* _Task brief_
Check the listing below for lines with the word "this" and say how many there are, with nothing but the number.

** START OF Source material **

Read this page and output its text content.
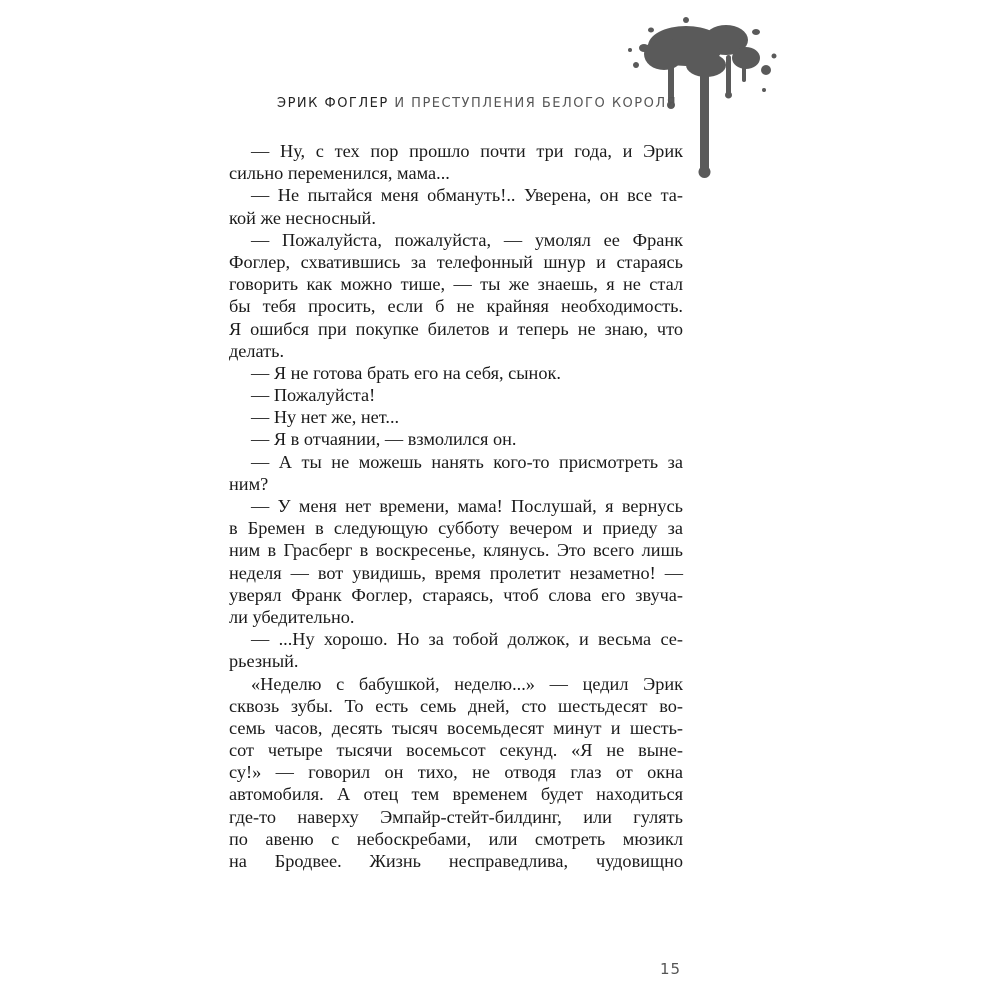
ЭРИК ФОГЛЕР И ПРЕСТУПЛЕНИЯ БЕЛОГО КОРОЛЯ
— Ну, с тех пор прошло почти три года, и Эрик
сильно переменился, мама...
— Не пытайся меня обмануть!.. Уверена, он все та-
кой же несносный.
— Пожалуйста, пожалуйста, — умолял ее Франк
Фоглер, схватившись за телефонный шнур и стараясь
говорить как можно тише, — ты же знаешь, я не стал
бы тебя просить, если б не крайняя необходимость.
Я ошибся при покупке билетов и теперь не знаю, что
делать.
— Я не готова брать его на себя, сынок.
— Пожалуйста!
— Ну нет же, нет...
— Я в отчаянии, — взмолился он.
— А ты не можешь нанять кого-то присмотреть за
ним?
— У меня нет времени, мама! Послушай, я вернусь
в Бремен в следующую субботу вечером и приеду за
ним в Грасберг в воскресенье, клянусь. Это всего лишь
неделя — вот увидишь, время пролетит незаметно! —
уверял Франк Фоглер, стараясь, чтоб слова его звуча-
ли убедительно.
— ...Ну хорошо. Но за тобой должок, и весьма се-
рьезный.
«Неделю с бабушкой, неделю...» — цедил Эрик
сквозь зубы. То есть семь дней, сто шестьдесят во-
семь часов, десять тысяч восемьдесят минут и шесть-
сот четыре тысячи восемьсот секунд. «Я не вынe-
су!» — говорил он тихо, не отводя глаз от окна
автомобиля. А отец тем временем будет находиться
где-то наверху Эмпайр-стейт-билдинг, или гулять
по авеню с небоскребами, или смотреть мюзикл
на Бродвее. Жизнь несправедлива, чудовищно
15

** END OF Source material **
** START OF Source material **

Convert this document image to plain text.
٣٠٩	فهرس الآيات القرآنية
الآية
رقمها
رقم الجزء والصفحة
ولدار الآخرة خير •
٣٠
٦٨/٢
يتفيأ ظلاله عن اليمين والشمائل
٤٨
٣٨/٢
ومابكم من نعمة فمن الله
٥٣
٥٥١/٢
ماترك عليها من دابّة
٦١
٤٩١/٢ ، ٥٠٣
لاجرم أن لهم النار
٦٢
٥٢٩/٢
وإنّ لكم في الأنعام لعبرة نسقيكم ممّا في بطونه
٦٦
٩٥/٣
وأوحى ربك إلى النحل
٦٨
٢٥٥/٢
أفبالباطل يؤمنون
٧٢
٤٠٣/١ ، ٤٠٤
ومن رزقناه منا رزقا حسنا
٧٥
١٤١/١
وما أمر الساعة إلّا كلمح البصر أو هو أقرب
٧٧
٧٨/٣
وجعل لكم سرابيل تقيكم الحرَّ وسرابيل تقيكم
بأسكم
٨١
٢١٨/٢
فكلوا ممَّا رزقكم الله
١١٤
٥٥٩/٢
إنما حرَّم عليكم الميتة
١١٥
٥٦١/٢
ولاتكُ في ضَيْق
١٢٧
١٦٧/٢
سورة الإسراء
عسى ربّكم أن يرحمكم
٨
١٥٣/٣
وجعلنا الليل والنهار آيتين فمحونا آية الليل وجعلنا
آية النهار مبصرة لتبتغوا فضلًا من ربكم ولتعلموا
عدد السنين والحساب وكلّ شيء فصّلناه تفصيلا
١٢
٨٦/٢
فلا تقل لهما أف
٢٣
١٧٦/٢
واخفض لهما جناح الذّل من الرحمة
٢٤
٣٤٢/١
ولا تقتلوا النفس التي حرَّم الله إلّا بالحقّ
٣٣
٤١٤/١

** END OF Source material **
** START OF Source material **

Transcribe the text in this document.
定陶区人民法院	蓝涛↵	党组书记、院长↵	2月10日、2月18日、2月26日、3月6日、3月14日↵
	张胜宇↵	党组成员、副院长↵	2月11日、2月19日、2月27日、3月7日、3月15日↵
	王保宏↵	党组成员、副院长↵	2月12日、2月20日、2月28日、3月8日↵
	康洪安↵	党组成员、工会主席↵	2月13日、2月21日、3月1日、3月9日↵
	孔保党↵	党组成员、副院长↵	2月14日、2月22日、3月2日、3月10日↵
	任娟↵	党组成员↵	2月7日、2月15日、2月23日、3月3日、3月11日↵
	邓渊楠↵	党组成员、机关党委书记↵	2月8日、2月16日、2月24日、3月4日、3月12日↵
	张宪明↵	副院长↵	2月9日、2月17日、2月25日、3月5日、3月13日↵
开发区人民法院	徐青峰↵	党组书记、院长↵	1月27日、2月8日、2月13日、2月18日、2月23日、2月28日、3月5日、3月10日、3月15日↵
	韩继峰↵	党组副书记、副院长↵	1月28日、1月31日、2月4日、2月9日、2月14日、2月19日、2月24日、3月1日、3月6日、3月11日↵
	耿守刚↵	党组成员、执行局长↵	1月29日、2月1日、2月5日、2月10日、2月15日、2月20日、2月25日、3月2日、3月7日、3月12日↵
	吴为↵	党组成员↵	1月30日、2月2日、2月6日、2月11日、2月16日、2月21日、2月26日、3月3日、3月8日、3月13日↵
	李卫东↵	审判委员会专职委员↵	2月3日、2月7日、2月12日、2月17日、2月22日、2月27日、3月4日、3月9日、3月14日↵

** END OF Source material **

* _The result_
3